>>>
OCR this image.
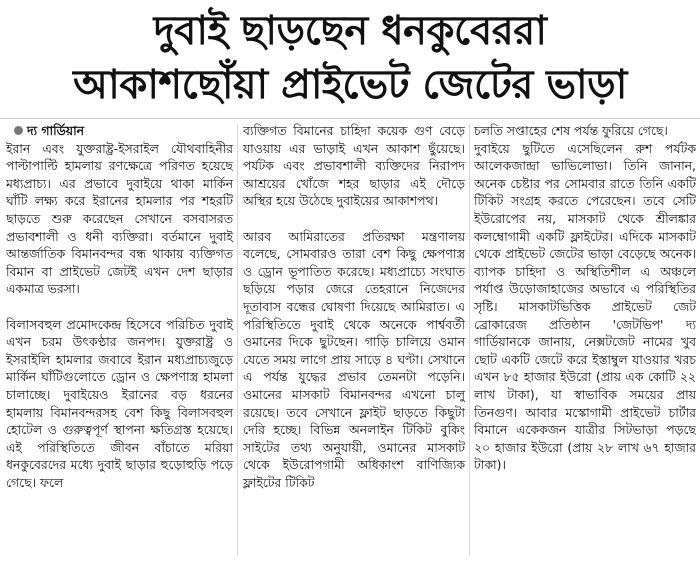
দুবাই ছাড়ছেন ধনকুবেররা
আকাশছোঁয়া প্রাইভেট জেটের ভাড়া
দ্য গার্ডিয়ান

ইরান এবং যুক্তরাষ্ট্র-ইসরাইল যৌথবাহিনীর পাল্টাপাল্টি হামলায় রণক্ষেত্রে পরিণত হয়েছে মধ্যপ্রাচ্য। এর প্রভাবে দুবাইয়ে থাকা মার্কিন ঘাঁটি লক্ষ্য করে ইরানের হামলার পর শহরটি ছাড়তে শুরু করেছেন সেখানে বসবাসরত প্রভাবশালী ও ধনী ব্যক্তিরা। বর্তমানে দুবাই আন্তর্জাতিক বিমানবন্দর বন্ধ থাকায় ব্যক্তিগত বিমান বা প্রাইভেট জেটই এখন দেশ ছাড়ার একমাত্র ভরসা।

বিলাসবহুল প্রমোদকেন্দ্র হিসেবে পরিচিত দুবাই এখন চরম উৎকণ্ঠার জনপদ। যুক্তরাষ্ট্র ও ইসরাইলি হামলার জবাবে ইরান মধ্যপ্রাচ্যজুড়ে মার্কিন ঘাঁটিগুলোতে ড্রোন ও ক্ষেপণাস্ত্র হামলা চালাচ্ছে। দুবাইয়েও ইরানের বড় ধরনের হামলায় বিমানবন্দরসহ বেশ কিছু বিলাসবহুল হোটেল ও গুরুত্বপূর্ণ স্থাপনা ক্ষতিগ্রস্ত হয়েছে। এই পরিস্থিতিতে জীবন বাঁচাতে মরিয়া ধনকুবেরদের মধ্যে দুবাই ছাড়ার হুড়োহুড়ি পড়ে গেছে। ফলে

ব্যক্তিগত বিমানের চাহিদা কয়েক গুণ বেড়ে যাওয়ায় এর ভাড়াই এখন আকাশ ছুঁয়েছে। পর্যটক এবং প্রভাবশালী ব্যক্তিদের নিরাপদ আশ্রয়ের খোঁজে শহর ছাড়ার এই দৌড়ে অস্থির হয়ে উঠেছে দুবাইয়ের আকাশপথ।

আরব আমিরাতের প্রতিরক্ষা মন্ত্রণালয় বলেছে, সোমবারও তারা বেশ কিছু ক্ষেপণাস্ত্র ও ড্রোন ভূপাতিত করেছে। মধ্যপ্রাচ্যে সংঘাত ছড়িয়ে পড়ার জেরে তেহরানে নিজেদের দূতাবাস বন্ধের ঘোষণা দিয়েছে আমিরাত। এ পরিস্থিতিতে দুবাই থেকে অনেকে পার্শ্ববর্তী ওমানের দিকে ছুটছেন। গাড়ি চালিয়ে ওমান যেতে সময় লাগে প্রায় সাড়ে ৪ ঘণ্টা। সেখানে এ পর্যন্ত যুদ্ধের প্রভাব তেমনটা পড়েনি। ওমানের মাসকাট বিমানবন্দর এখনো চালু রয়েছে। তবে সেখানে ফ্লাইট ছাড়তে কিছুটা দেরি হচ্ছে। বিভিন্ন অনলাইন টিকিট বুকিং সাইটের তথ্য অনুযায়ী, ওমানের মাসকাট থেকে ইউরোপগামী অধিকাংশ বাণিজ্যিক ফ্লাইটের টিকিট

চলতি সপ্তাহের শেষ পর্যন্ত ফুরিয়ে গেছে।

দুবাইয়ে ছুটিতে এসেছিলেন রুশ পর্যটক আলেকজান্দ্রা ভাভিলোভা। তিনি জানান, অনেক চেষ্টার পর সোমবার রাতে তিনি একটি টিকিট সংগ্রহ করতে পেরেছেন। তবে সেটি ইউরোপের নয়, মাসকাট থেকে শ্রীলঙ্কার কলম্বোগামী একটি ফ্লাইটের। এদিকে মাসকাট থেকে প্রাইভেট জেটের ভাড়া বেড়েছে অনেক। ব্যাপক চাহিদা ও অস্থিতিশীল এ অঞ্চলে পর্যাপ্ত উড়োজাহাজের অভাবে এ পরিস্থিতির সৃষ্টি। মাসকাটভিত্তিক প্রাইভেট জেট ব্রোকারেজ প্রতিষ্ঠান 'জেটভিপ' দ্য গার্ডিয়ানকে জানায়, নেক্সটজেট নামের খুব ছোট একটি জেটে করে ইস্তাম্বুল যাওয়ার খরচ এখন ৮৫ হাজার ইউরো (প্রায় এক কোটি ২২ লাখ টাকা), যা স্বাভাবিক সময়ের প্রায় তিনগুণ। আবার মস্কোগামী প্রাইভেট চার্টার বিমানে একেকজন যাত্রীর সিটভাড়া পড়ছে ২০ হাজার ইউরো (প্রায় ২৮ লাখ ৬৭ হাজার টাকা)।
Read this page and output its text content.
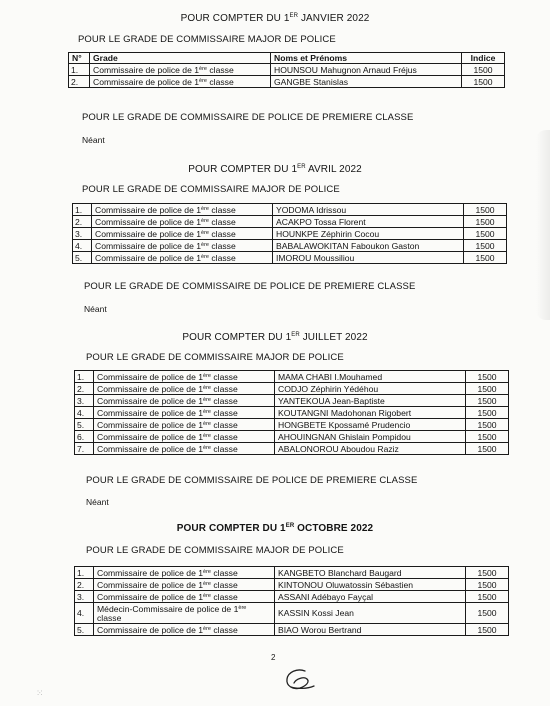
POUR COMPTER DU 1ER JANVIER 2022
POUR LE GRADE DE COMMISSAIRE MAJOR DE POLICE
N°	Grade	Noms et Prénoms	Indice
1.	Commissaire de police de 1ère classe	HOUNSOU Mahugnon Arnaud Fréjus	1500
2.	Commissaire de police de 1ère classe	GANGBE Stanislas	1500
POUR LE GRADE DE COMMISSAIRE DE POLICE DE PREMIERE CLASSE
Néant
POUR COMPTER DU 1ER AVRIL 2022
POUR LE GRADE DE COMMISSAIRE MAJOR DE POLICE
1.	Commissaire de police de 1ère classe	YODOMA Idrissou	1500
2.	Commissaire de police de 1ère classe	ACAKPO Tossa Florent	1500
3.	Commissaire de police de 1ère classe	HOUNKPE Zéphirin Cocou	1500
4.	Commissaire de police de 1ère classe	BABALAWOKITAN Faboukon Gaston	1500
5.	Commissaire de police de 1ère classe	IMOROU Moussiliou	1500
POUR LE GRADE DE COMMISSAIRE DE POLICE DE PREMIERE CLASSE
Néant
POUR COMPTER DU 1ER JUILLET 2022
POUR LE GRADE DE COMMISSAIRE MAJOR DE POLICE
1.	Commissaire de police de 1ère classe	MAMA CHABI I.Mouhamed	1500
2.	Commissaire de police de 1ère classe	CODJO Zéphirin Yédéhou	1500
3.	Commissaire de police de 1ère classe	YANTEKOUA Jean-Baptiste	1500
4.	Commissaire de police de 1ère classe	KOUTANGNI Madohonan Rigobert	1500
5.	Commissaire de police de 1ère classe	HONGBETE Kpossamé Prudencio	1500
6.	Commissaire de police de 1ère classe	AHOUINGNAN Ghislain Pompidou	1500
7.	Commissaire de police de 1ère classe	ABALONOROU Aboudou Raziz	1500
POUR LE GRADE DE COMMISSAIRE DE POLICE DE PREMIERE CLASSE
Néant
POUR COMPTER DU 1ER OCTOBRE 2022
POUR LE GRADE DE COMMISSAIRE MAJOR DE POLICE
1.	Commissaire de police de 1ère classe	KANGBETO Blanchard Baugard	1500
2.	Commissaire de police de 1ère classe	KINTONOU Oluwatossin Sébastien	1500
3.	Commissaire de police de 1ère classe	ASSANI Adébayo Fayçal	1500
4.	Médecin-Commissaire de police de 1ère classe	KASSIN Kossi Jean	1500
5.	Commissaire de police de 1ère classe	BIAO Worou Bertrand	1500
2
⁙
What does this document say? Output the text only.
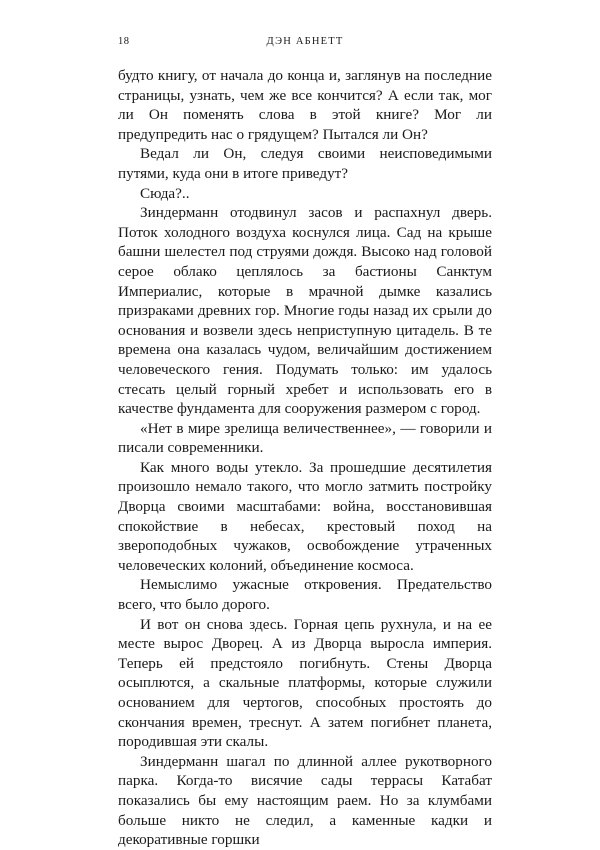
18	ДЭН АБНЕТТ

будто книгу, от начала до конца и, заглянув на последние страницы, узнать, чем же все кончится? А если так, мог ли Он поменять слова в этой книге? Мог ли предупредить нас о грядущем? Пытался ли Он?

Ведал ли Он, следуя своими неисповедимыми путями, куда они в итоге приведут?

Сюда?..

Зиндерманн отодвинул засов и распахнул дверь. Поток холодного воздуха коснулся лица. Сад на крыше башни шелестел под струями дождя. Высоко над головой серое облако цеплялось за бастионы Санктум Империалис, которые в мрачной дымке казались призраками древних гор. Многие годы назад их срыли до основания и возвели здесь неприступную цитадель. В те времена она казалась чудом, величайшим достижением человеческого гения. Подумать только: им удалось стесать целый горный хребет и использовать его в качестве фундамента для сооружения размером с город.

«Нет в мире зрелища величественнее», — говорили и писали современники.

Как много воды утекло. За прошедшие десятилетия произошло немало такого, что могло затмить постройку Дворца своими масштабами: война, восстановившая спокойствие в небесах, крестовый поход на звероподобных чужаков, освобождение утраченных человеческих колоний, объединение космоса.

Немыслимо ужасные откровения. Предательство всего, что было дорого.

И вот он снова здесь. Горная цепь рухнула, и на ее месте вырос Дворец. А из Дворца выросла империя. Теперь ей предстояло погибнуть. Стены Дворца осыплются, а скальные платформы, которые служили основанием для чертогов, способных простоять до скончания времен, треснут. А затем погибнет планета, породившая эти скалы.

Зиндерманн шагал по длинной аллее рукотворного парка. Когда-то висячие сады террасы Катабат показались бы ему настоящим раем. Но за клумбами больше никто не следил, а каменные кадки и декоративные горшки
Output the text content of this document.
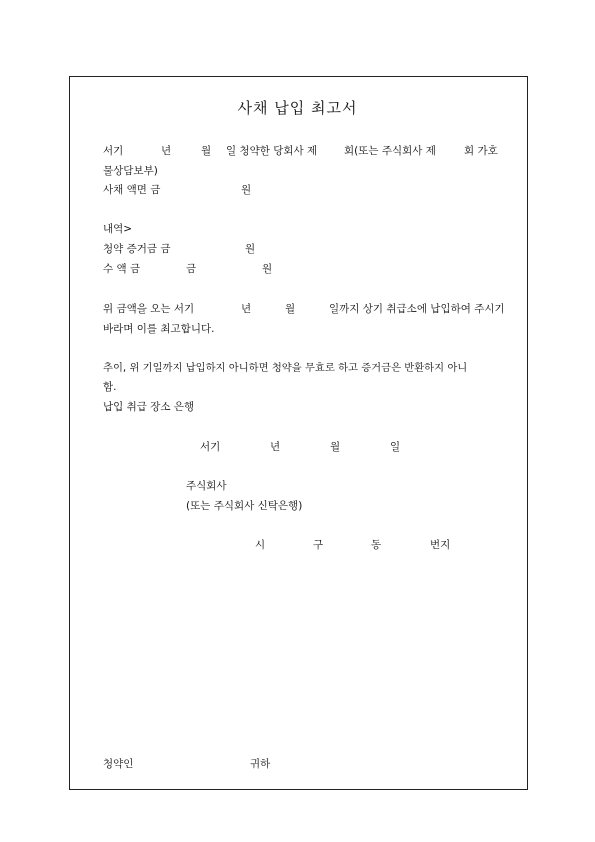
사채 납입 최고서
서기	년	월 일 청약한 당회사 제	회(또는 주식회사 제	회 가호
물상담보부)
사채 액면 금	원
내역>
청약 증거금 금	원
수 액 금	금	원
위 금액을 오는 서기	년	월	일까지 상기 취급소에 납입하여 주시기
바라며 이를 최고합니다.
추이, 위 기일까지 납입하지 아니하면 청약을 무효로 하고 증거금은 반환하지 아니
함.
납입 취급 장소 은행
서기	년	월	일
주식회사
(또는 주식회사 신탁은행)
시	구	동	번지
청약인	귀하
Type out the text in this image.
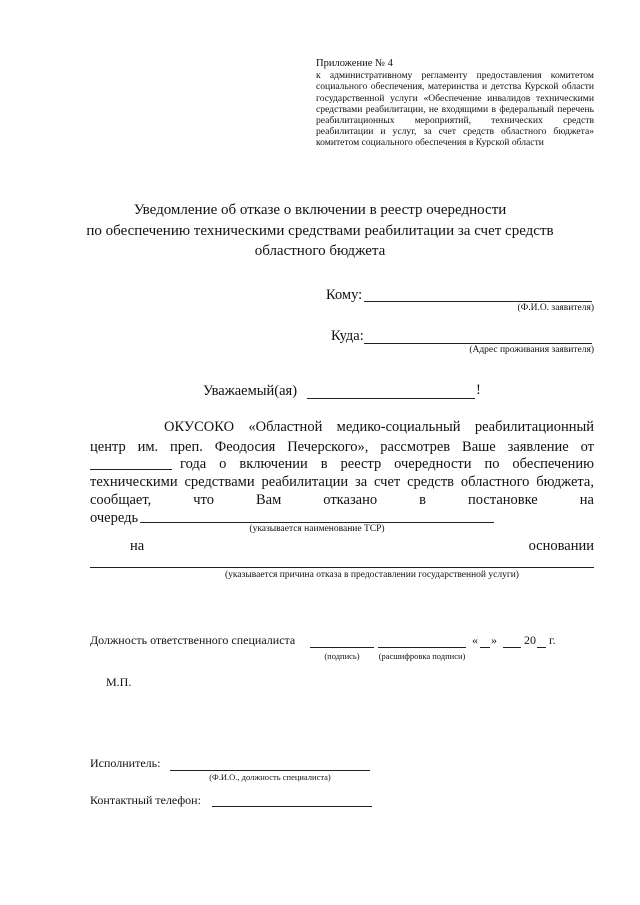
Приложение № 4
к административному регламенту предоставления комитетом социального обеспечения, материнства и детства Курской области государственной услуги «Обеспечение инвалидов техническими средствами реабилитации, не входящими в федеральный перечень реабилитационных мероприятий, технических средств реабилитации и услуг, за счет средств областного бюджета» комитетом социального обеспечения в Курской области
Уведомление об отказе о включении в реестр очередности
по обеспечению техническими средствами реабилитации за счет средств
областного бюджета
Кому:
(Ф.И.О. заявителя)
Куда:
(Адрес проживания заявителя)
Уважаемый(ая)	!
ОКУСОКО «Областной медико-социальный реабилитационный
центр им. преп. Феодосия Печерского», рассмотрев Ваше заявление от
года о включении в реестр очередности по обеспечению
техническими средствами реабилитации за счет средств областного бюджета,
сообщает,	что	Вам	отказано	в	постановке	на
очередь
(указывается наименование ТСР)
на	основании
(указывается причина отказа в предоставлении государственной услуги)
Должность ответственного специалиста	« » 20 г.
(подпись)	(расшифровка подписи)
М.П.
Исполнитель:
(Ф.И.О., должность специалиста)
Контактный телефон:
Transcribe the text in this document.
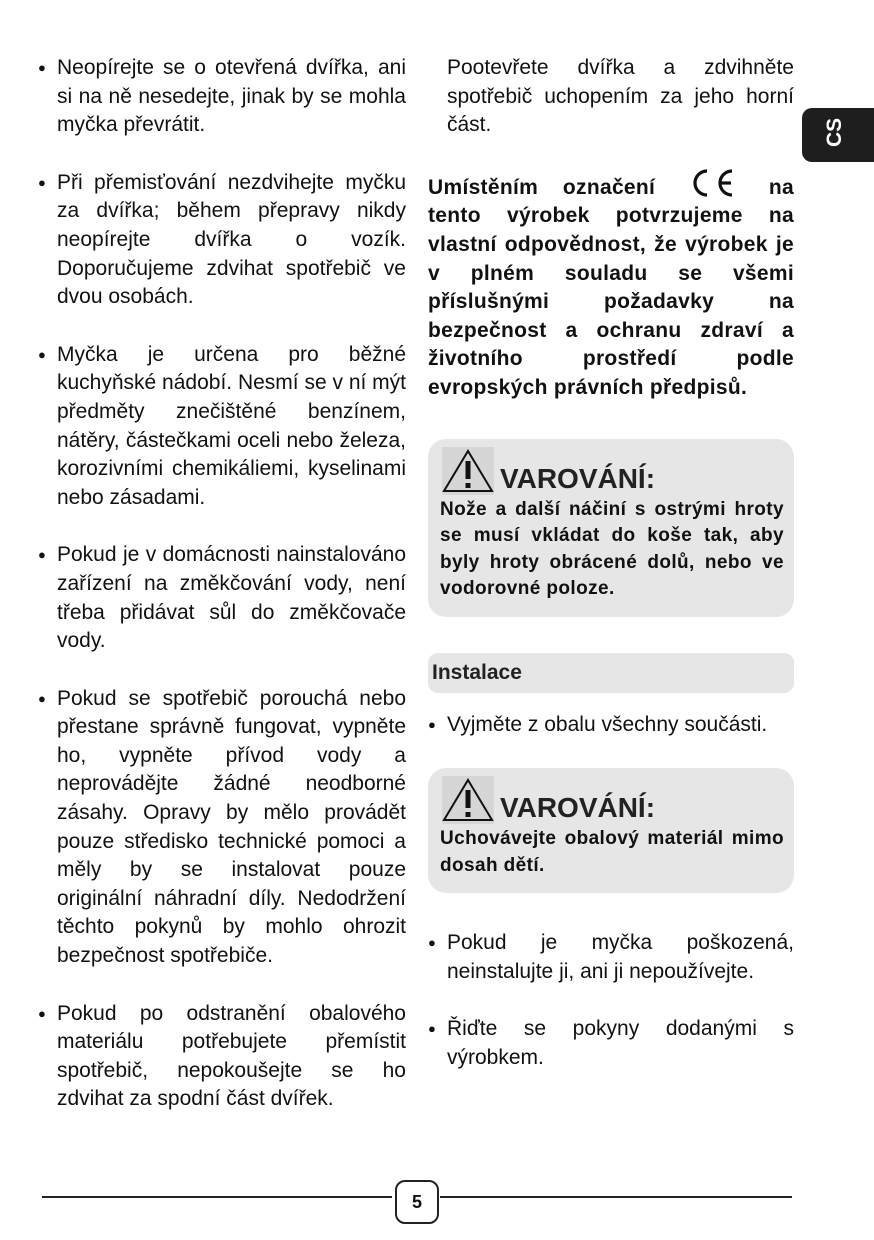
CS

● Neopírejte se o otevřená dvířka, ani si na ně nesedejte, jinak by se mohla myčka převrátit.

● Při přemisťování nezdvihejte myčku za dvířka; během přepravy nikdy neopírejte dvířka o vozík. Doporučujeme zdvihat spotřebič ve dvou osobách.

● Myčka je určena pro běžné kuchyňské nádobí. Nesmí se v ní mýt předměty znečištěné benzínem, nátěry, částečkami oceli nebo železa, korozivními chemikáliemi, kyselinami nebo zásadami.

● Pokud je v domácnosti nainstalováno zařízení na změkčování vody, není třeba přidávat sůl do změkčovače vody.

● Pokud se spotřebič porouchá nebo přestane správně fungovat, vypněte ho, vypněte přívod vody a neprovádějte žádné neodborné zásahy. Opravy by mělo provádět pouze středisko technické pomoci a měly by se instalovat pouze originální náhradní díly. Nedodržení těchto pokynů by mohlo ohrozit bezpečnost spotřebiče.

● Pokud po odstranění obalového materiálu potřebujete přemístit spotřebič, nepokoušejte se ho zdvihat za spodní část dvířek.

Pootevřete dvířka a zdvihněte spotřebič uchopením za jeho horní část.

Umístěním označení	na tento výrobek potvrzujeme na vlastní odpovědnost, že výrobek je v plném souladu se všemi příslušnými požadavky na bezpečnost a ochranu zdraví a životního prostředí podle evropských právních předpisů.

VAROVÁNÍ:
Nože a další náčiní s ostrými hroty se musí vkládat do koše tak, aby byly hroty obrácené dolů, nebo ve vodorovné poloze.
Instalace

● Vyjměte z obalu všechny součásti.

VAROVÁNÍ:
Uchovávejte obalový materiál mimo dosah dětí.

● Pokud je myčka poškozená, neinstalujte ji, ani ji nepoužívejte.

● Řiďte se pokyny dodanými s výrobkem.

5
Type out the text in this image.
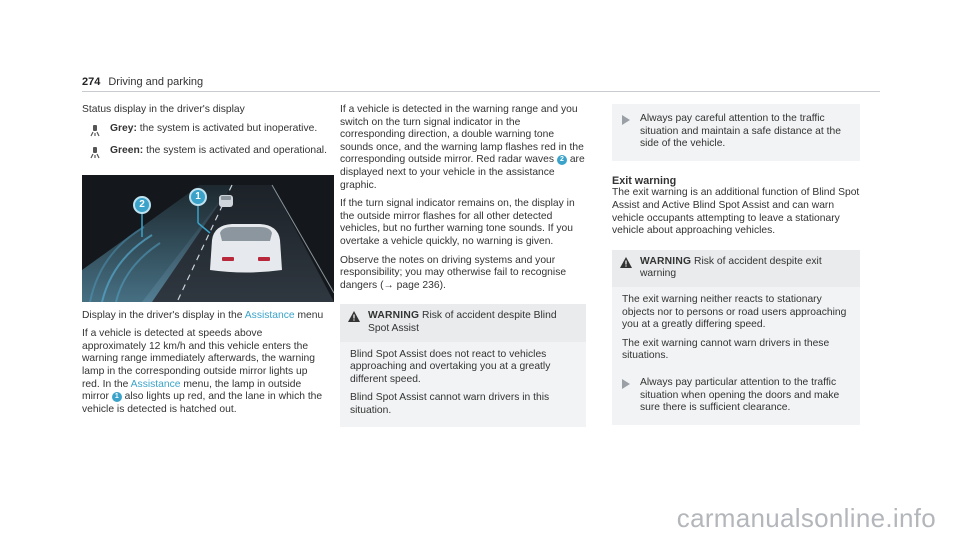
274 Driving and parking

Status display in the driver's display

Grey: the system is activated but inoperative.
Green: the system is activated and operational.
2
1

Display in the driver's display in the Assistance menu

If a vehicle is detected at speeds above approximately 12 km/h and this vehicle enters the warning range immediately afterwards, the warning lamp in the corresponding outside mirror lights up red. In the Assistance menu, the lamp in outside mirror 1 also lights up red, and the lane in which the vehicle is detected is hatched out.

If a vehicle is detected in the warning range and you switch on the turn signal indicator in the corresponding direction, a double warning tone sounds once, and the warning lamp flashes red in the corresponding outside mirror. Red radar waves 2 are displayed next to your vehicle in the assistance graphic.

If the turn signal indicator remains on, the display in the outside mirror flashes for all other detected vehicles, but no further warning tone sounds. If you overtake a vehicle quickly, no warning is given.

Observe the notes on driving systems and your responsibility; you may otherwise fail to recognise dangers (→ page 236).

WARNING Risk of accident despite Blind Spot Assist

Blind Spot Assist does not react to vehicles approaching and overtaking you at a greatly different speed.

Blind Spot Assist cannot warn drivers in this situation.

Always pay careful attention to the traffic situation and maintain a safe distance at the side of the vehicle.

Exit warning

The exit warning is an additional function of Blind Spot Assist and Active Blind Spot Assist and can warn vehicle occupants attempting to leave a stationary vehicle about approaching vehicles.

WARNING Risk of accident despite exit warning

The exit warning neither reacts to stationary objects nor to persons or road users approaching you at a greatly differing speed.

The exit warning cannot warn drivers in these situations.

Always pay particular attention to the traffic situation when opening the doors and make sure there is sufficient clearance.

carmanualsonline.info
<<<
## Your instructions:
Read the entries and show each line that mentions "Pokud".

## Correct answer:
● Pokud je v domácnosti nainstalováno zařízení na změkčování vody, není třeba přidávat sůl do změkčovače vody.
● Pokud se spotřebič porouchá nebo přestane správně fungovat, vypněte ho, vypněte přívod vody a neprovádějte žádné neodborné zásahy. Opravy by mělo provádět pouze středisko technické pomoci a měly by se instalovat pouze originální náhradní díly. Nedodržení těchto pokynů by mohlo ohrozit bezpečnost spotřebiče.
● Pokud po odstranění obalového materiálu potřebujete přemístit spotřebič, nepokoušejte se ho zdvihat za spodní část dvířek.
● Pokud je myčka poškozená, neinstalujte ji, ani ji nepoužívejte.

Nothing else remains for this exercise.